Find and copy each line of the records where the string "وأخرجه" shows up.

[BEGIN Stored rows]

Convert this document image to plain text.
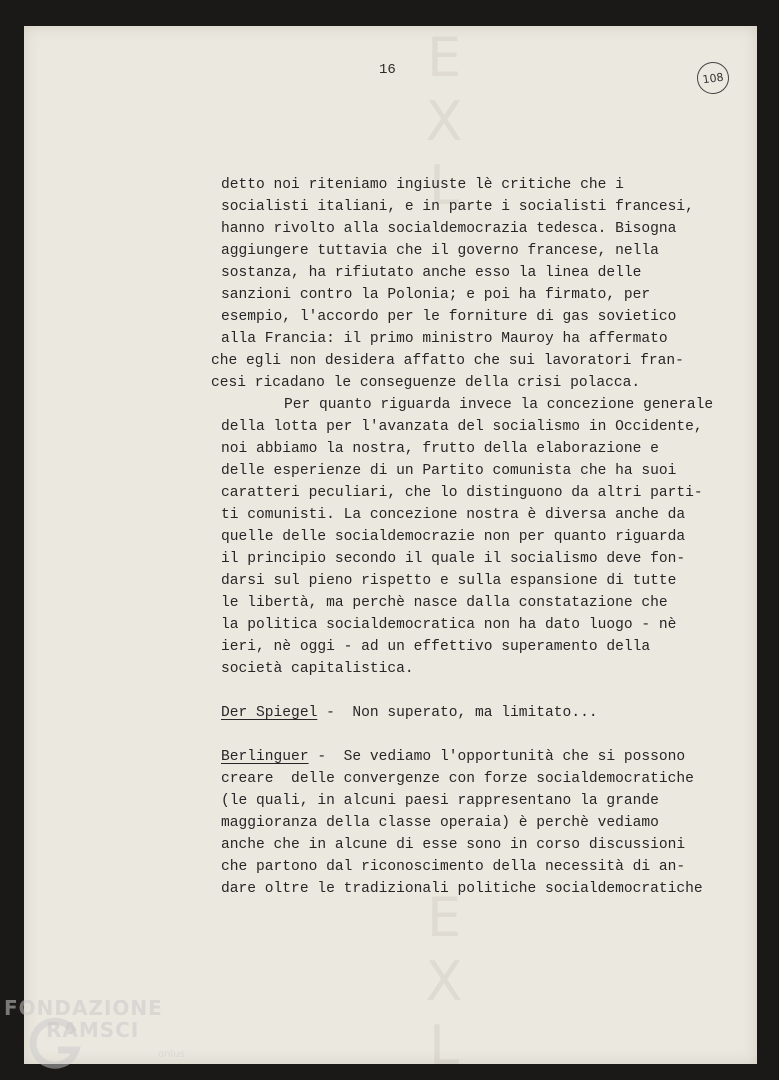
E
X
L
E
X
L
16	108
detto noi riteniamo ingiuste lè critiche che i
socialisti italiani, e in parte i socialisti francesi,
hanno rivolto alla socialdemocrazia tedesca. Bisogna
aggiungere tuttavia che il governo francese, nella
sostanza, ha rifiutato anche esso la linea delle
sanzioni contro la Polonia; e poi ha firmato, per
esempio, l'accordo per le forniture di gas sovietico
alla Francia: il primo ministro Mauroy ha affermato
che egli non desidera affatto che sui lavoratori fran-
cesi ricadano le conseguenze della crisi polacca.
Per quanto riguarda invece la concezione generale
della lotta per l'avanzata del socialismo in Occidente,
noi abbiamo la nostra, frutto della elaborazione e
delle esperienze di un Partito comunista che ha suoi
caratteri peculiari, che lo distinguono da altri parti-
ti comunisti. La concezione nostra è diversa anche da
quelle delle socialdemocrazie non per quanto riguarda
il principio secondo il quale il socialismo deve fon-
darsi sul pieno rispetto e sulla espansione di tutte
le libertà, ma perchè nasce dalla constatazione che
la politica socialdemocratica non ha dato luogo - nè
ieri, nè oggi - ad un effettivo superamento della
società capitalistica.
Der Spiegel -  Non superato, ma limitato...
Berlinguer -  Se vediamo l'opportunità che si possono
creare  delle convergenze con forze socialdemocratiche
(le quali, in alcuni paesi rappresentano la grande
maggioranza della classe operaia) è perchè vediamo
anche che in alcune di esse sono in corso discussioni
che partono dal riconoscimento della necessità di an-
dare oltre le tradizionali politiche socialdemocratiche
FONDAZIONE
RAMSCI
onlus
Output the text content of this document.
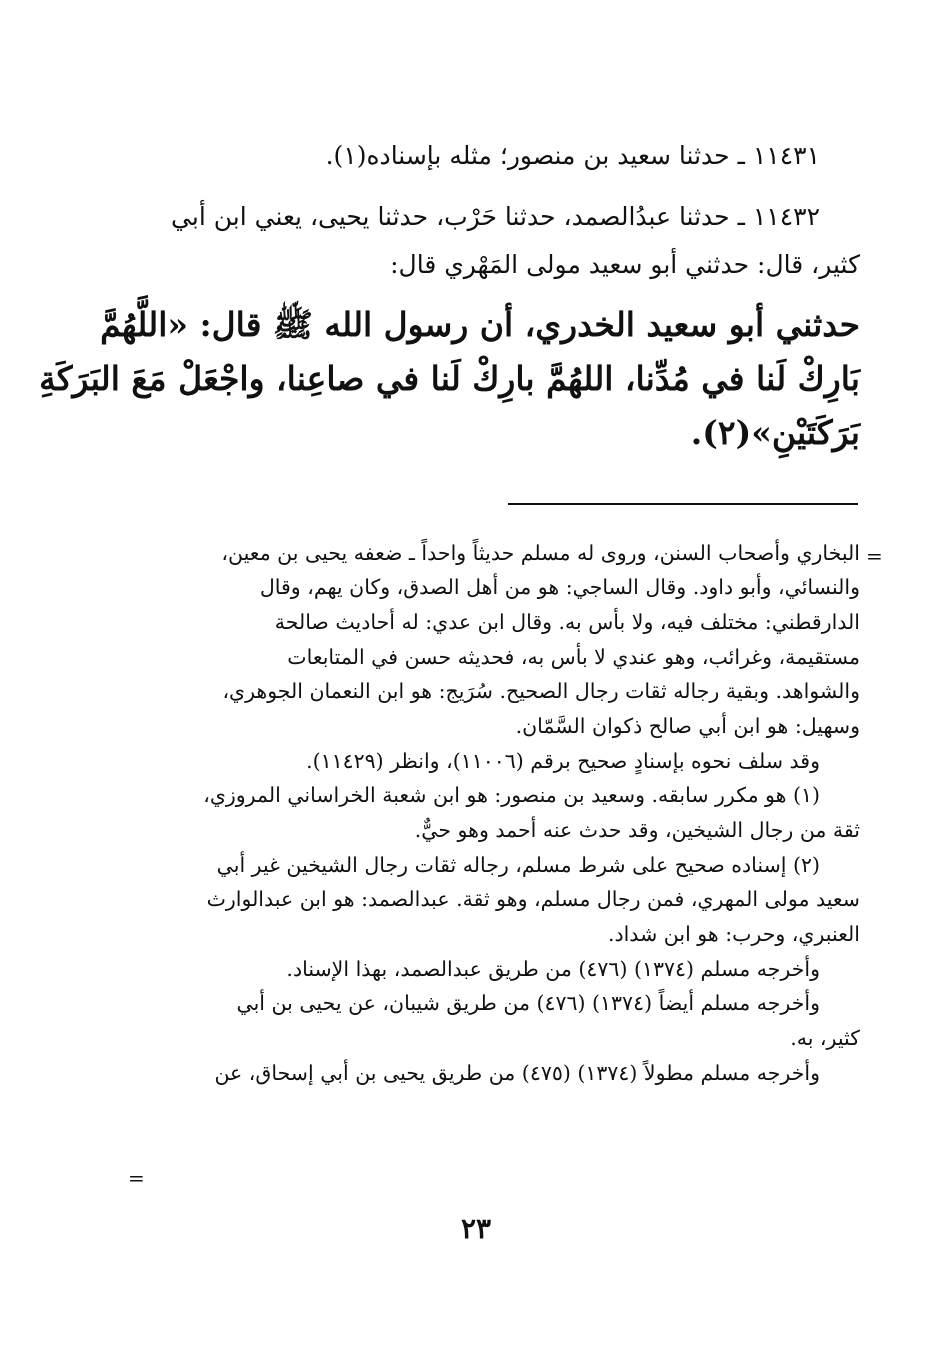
١١٤٣١ ـ حدثنا سعيد بن منصور؛ مثله بإسناده(١).
١١٤٣٢ ـ حدثنا عبدُالصمد، حدثنا حَرْب، حدثنا يحيى، يعني ابن أبي
كثير، قال: حدثني أبو سعيد مولى المَهْري قال:
حدثني أبو سعيد الخدري، أن رسول الله ﷺ قال: «اللَّهُمَّ
بَارِكْ لَنا في مُدِّنا، اللهُمَّ بارِكْ لَنا في صاعِنا، واجْعَلْ مَعَ البَرَكَةِ
بَرَكَتَيْنِ»(٢).
=
=
البخاري وأصحاب السنن، وروى له مسلم حديثاً واحداً ـ ضعفه يحيى بن معين،
والنسائي، وأبو داود. وقال الساجي: هو من أهل الصدق، وكان يهم، وقال
الدارقطني: مختلف فيه، ولا بأس به. وقال ابن عدي: له أحاديث صالحة
مستقيمة، وغرائب، وهو عندي لا بأس به، فحديثه حسن في المتابعات
والشواهد. وبقية رجاله ثقات رجال الصحيح. سُرَيج: هو ابن النعمان الجوهري،
وسهيل: هو ابن أبي صالح ذكوان السَّمّان.
وقد سلف نحوه بإسنادٍ صحيح برقم (١١٠٠٦)، وانظر (١١٤٢٩).
(١) هو مكرر سابقه. وسعيد بن منصور: هو ابن شعبة الخراساني المروزي،
ثقة من رجال الشيخين، وقد حدث عنه أحمد وهو حيٌّ.
(٢) إسناده صحيح على شرط مسلم، رجاله ثقات رجال الشيخين غير أبي
سعيد مولى المهري، فمن رجال مسلم، وهو ثقة. عبدالصمد: هو ابن عبدالوارث
العنبري، وحرب: هو ابن شداد.
وأخرجه مسلم (١٣٧٤) (٤٧٦) من طريق عبدالصمد، بهذا الإسناد.
وأخرجه مسلم أيضاً (١٣٧٤) (٤٧٦) من طريق شيبان، عن يحيى بن أبي
كثير، به.
وأخرجه مسلم مطولاً (١٣٧٤) (٤٧٥) من طريق يحيى بن أبي إسحاق، عن
٢٣
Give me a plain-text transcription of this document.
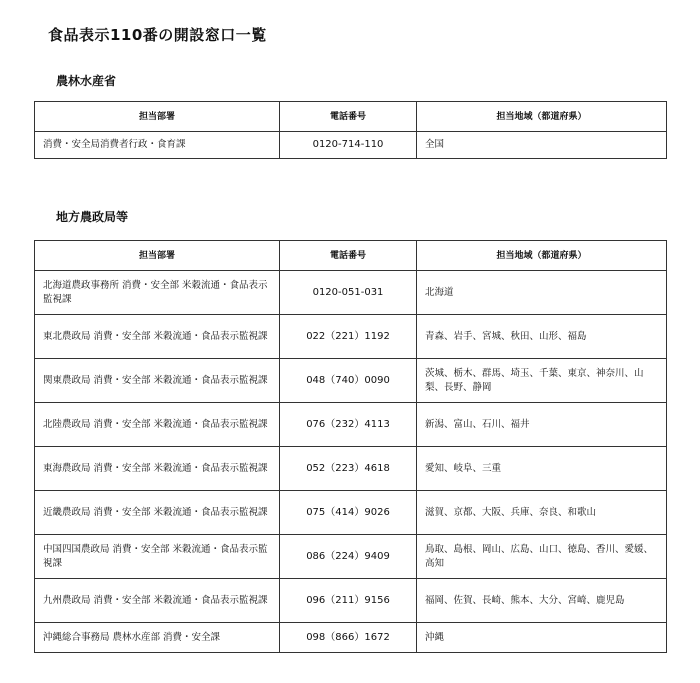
食品表示110番の開設窓口一覧
農林水産省
担当部署	電話番号	担当地域（都道府県）
消費・安全局消費者行政・食育課	0120-714-110	全国
地方農政局等
担当部署	電話番号	担当地域（都道府県）
北海道農政事務所 消費・安全部 米穀流通・食品表示監視課	0120-051-031	北海道
東北農政局 消費・安全部 米穀流通・食品表示監視課	022（221）1192	青森、岩手、宮城、秋田、山形、福島
関東農政局 消費・安全部 米穀流通・食品表示監視課	048（740）0090	茨城、栃木、群馬、埼玉、千葉、東京、神奈川、山梨、長野、静岡
北陸農政局 消費・安全部 米穀流通・食品表示監視課	076（232）4113	新潟、富山、石川、福井
東海農政局 消費・安全部 米穀流通・食品表示監視課	052（223）4618	愛知、岐阜、三重
近畿農政局 消費・安全部 米穀流通・食品表示監視課	075（414）9026	滋賀、京都、大阪、兵庫、奈良、和歌山
中国四国農政局 消費・安全部 米穀流通・食品表示監視課	086（224）9409	鳥取、島根、岡山、広島、山口、徳島、香川、愛媛、高知
九州農政局 消費・安全部 米穀流通・食品表示監視課	096（211）9156	福岡、佐賀、長崎、熊本、大分、宮崎、鹿児島
沖縄総合事務局 農林水産部 消費・安全課	098（866）1672	沖縄
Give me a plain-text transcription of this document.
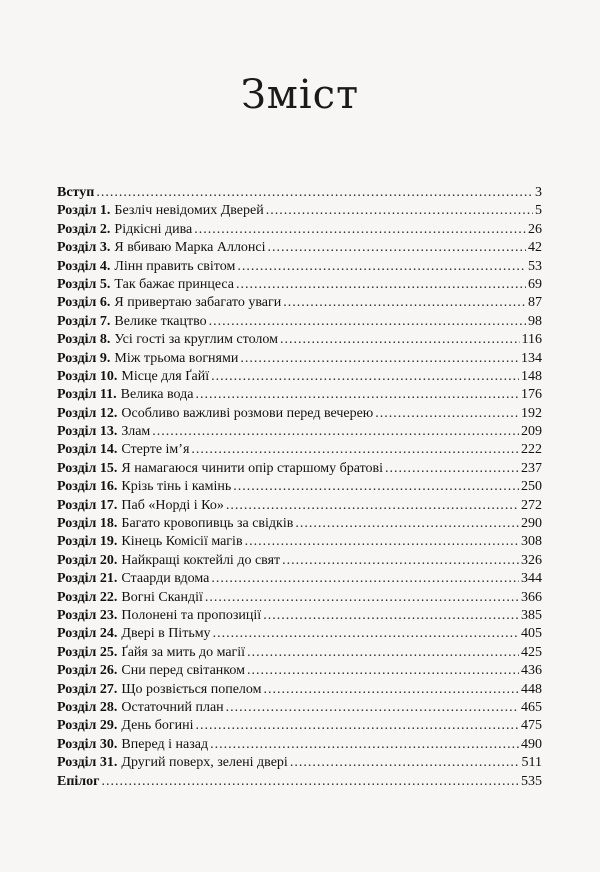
Зміст
Вступ .....	3
Розділ 1. Безліч невідомих Дверей .....	5
Розділ 2. Рідкісні дива .....	26
Розділ 3. Я вбиваю Марка Аллонсі .....	42
Розділ 4. Лінн править світом .....	53
Розділ 5. Так бажає принцеса .....	69
Розділ 6. Я привертаю забагато уваги .....	87
Розділ 7. Велике ткацтво .....	98
Розділ 8. Усі гості за круглим столом .....	116
Розділ 9. Між трьома вогнями .....	134
Розділ 10. Місце для Ґайї .....	148
Розділ 11. Велика вода .....	176
Розділ 12. Особливо важливі розмови перед вечерею .....	192
Розділ 13. Злам .....	209
Розділ 14. Стерте ім’я .....	222
Розділ 15. Я намагаюся чинити опір старшому братові .....	237
Розділ 16. Крізь тінь і камінь .....	250
Розділ 17. Паб «Норді і Ко» .....	272
Розділ 18. Багато кровопивць за свідків .....	290
Розділ 19. Кінець Комісії магів .....	308
Розділ 20. Найкращі коктейлі до свят .....	326
Розділ 21. Стаарди вдома .....	344
Розділ 22. Вогні Скандії .....	366
Розділ 23. Полонені та пропозиції .....	385
Розділ 24. Двері в Пітьму .....	405
Розділ 25. Ґайя за мить до магії .....	425
Розділ 26. Сни перед світанком .....	436
Розділ 27. Що розвіється попелом .....	448
Розділ 28. Остаточний план .....	465
Розділ 29. День богині .....	475
Розділ 30. Вперед і назад .....	490
Розділ 31. Другий поверх, зелені двері .....	511
Епілог .....	535
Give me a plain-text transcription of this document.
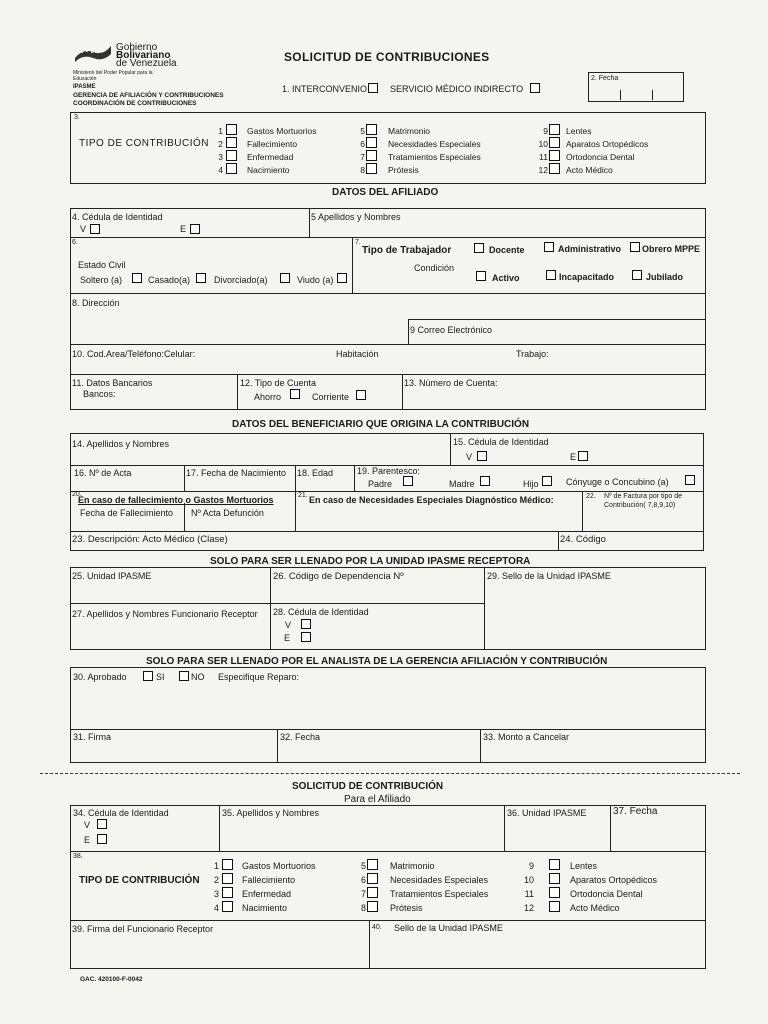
Gobierno
Bolivariano
de Venezuela
Ministerio del Poder Popular para la Educación
IPASME
GERENCIA DE AFILIACIÓN Y CONTRIBUCIONES
COORDINACIÓN DE CONTRIBUCIONES
SOLICITUD DE CONTRIBUCIONES
1. INTERCONVENIO	SERVICIO MÉDICO INDIRECTO
2. Fecha
3.
TIPO DE CONTRIBUCIÓN
1	Gastos Mortuorios
2	Fallecimiento
3	Enfermedad
4	Nacimiento
5	Matrimonio
6	Necesidades Especiales
7	Tratamientos Especiales
8	Prótesis
9 Lentes
10 Aparatos Ortopédicos
11 Ortodoncia Dental
12 Acto Médico
DATOS DEL AFILIADO
4. Cédula de Identidad
V	E
5 Apellidos y Nombres
6.
Estado Civil
Soltero (a)	Casado(a)	Divorciado(a)	Viudo (a)
7.
Tipo de Trabajador	Docente	Administrativo Obrero MPPE
Condición
Activo	Incapacitado	Jubilado
8. Dirección
9 Correo Electrónico
10. Cod.Area/Teléfono:Celular:	Habitación	Trabajo:
11. Datos Bancarios
Bancos:
12. Tipo de Cuenta
Ahorro	Corriente
13. Número de Cuenta:
DATOS DEL BENEFICIARIO QUE ORIGINA LA CONTRIBUCIÓN
14. Apellidos y Nombres	15. Cédula de Identidad
V	E
16. Nº de Acta	17. Fecha de Nacimiento 18. Edad	19. Parentesco:
Padre	Madre	Hijo	Cónyuge o Concubino (a)
20.
En caso de fallecimiento o Gastos Mortuorios
Fecha de Fallecimiento Nº Acta Defunción
21. En caso de Necesidades Especiales Diagnóstico Médico:	22. Nº de Factura por tipo de
Contribución( 7,8,9,10)
23. Descripción: Acto Médico (Clase)	24. Código
SOLO PARA SER LLENADO POR LA UNIDAD IPASME RECEPTORA
25. Unidad IPASME	26. Código de Dependencia Nº	29. Sello de la Unidad IPASME
27. Apellidos y Nombres Funcionario Receptor 28. Cédula de Identidad
V
E
SOLO PARA SER LLENADO POR EL ANALISTA DE LA GERENCIA AFILIACIÓN Y CONTRIBUCIÓN
30. Aprobado	SI	NO Especifique Reparo:
31. Firma	32. Fecha	33. Monto a Cancelar
SOLICITUD DE CONTRIBUCIÓN
Para el Afiliado
34. Cédula de Identidad
V
E
35. Apellidos y Nombres	36. Unidad IPASME	37. Fecha
38.
TIPO DE CONTRIBUCIÓN
1	Gastos Mortuorios
2	Fallecimiento
3	Enfermedad
4	Nacimiento
5	Matrimonio
6	Necesidades Especiales
7	Tratamientos Especiales
8	Prótesis
9	Lentes
10	Aparatos Ortopédicos
11	Ortodoncia Dental
12	Acto Médico
39. Firma del Funcionario Receptor	40. Sello de la Unidad IPASME
GAC. 420100-F-0042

[END Stored rows]

[Response below]:
وأخرجه مسلم (١٣٧٤) (٤٧٦) من طريق عبدالصمد، بهذا الإسناد.
وأخرجه مسلم أيضاً (١٣٧٤) (٤٧٦) من طريق شيبان، عن يحيى بن أبي
وأخرجه مسلم مطولاً (١٣٧٤) (٤٧٥) من طريق يحيى بن أبي إسحاق، عن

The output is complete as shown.